Your objective >> The data below is to be returned in full and exactly.

Data to use >>
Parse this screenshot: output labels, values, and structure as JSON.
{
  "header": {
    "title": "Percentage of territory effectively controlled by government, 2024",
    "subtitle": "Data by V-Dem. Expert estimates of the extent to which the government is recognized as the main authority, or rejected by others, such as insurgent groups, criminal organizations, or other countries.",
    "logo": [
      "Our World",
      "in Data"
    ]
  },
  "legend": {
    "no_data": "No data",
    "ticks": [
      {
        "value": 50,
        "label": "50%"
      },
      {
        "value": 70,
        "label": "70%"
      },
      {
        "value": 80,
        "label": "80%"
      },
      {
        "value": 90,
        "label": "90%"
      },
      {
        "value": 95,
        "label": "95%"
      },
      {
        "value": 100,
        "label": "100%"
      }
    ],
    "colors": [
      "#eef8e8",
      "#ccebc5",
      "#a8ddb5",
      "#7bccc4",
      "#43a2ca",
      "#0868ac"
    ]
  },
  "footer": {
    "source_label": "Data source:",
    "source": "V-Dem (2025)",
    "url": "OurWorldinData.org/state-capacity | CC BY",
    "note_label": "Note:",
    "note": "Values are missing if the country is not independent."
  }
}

Output of the exercise >>
Parse this screenshot: output labels, values, and structure as JSON.
{
  "header": {
    "title": "Percentage of territory effectively controlled by government, 2024",
    "subtitle": "Data by V-Dem. Expert estimates of the extent to which the government is recognized as the main authority, or rejected by others, such as insurgent groups, criminal organizations, or other countries.",
    "logo": [
      "Our World",
      "in Data"
    ]
  },
  "legend": {
    "no_data": "No data",
    "ticks": [
      {
        "value": 50,
        "label": "50%"
      },
      {
        "value": 70,
        "label": "70%"
      },
      {
        "value": 80,
        "label": "80%"
      },
      {
        "value": 90,
        "label": "90%"
      },
      {
        "value": 95,
        "label": "95%"
      },
      {
        "value": 100,
        "label": "100%"
      }
    ],
    "colors": [
      "#eef8e8",
      "#ccebc5",
      "#a8ddb5",
      "#7bccc4",
      "#43a2ca",
      "#0868ac"
    ]
  },
  "footer": {
    "source_label": "Data source:",
    "source": "V-Dem (2025)",
    "url": "OurWorldinData.org/state-capacity | CC BY",
    "note_label": "Note:",
    "note": "Values are missing if the country is not independent."
  }
}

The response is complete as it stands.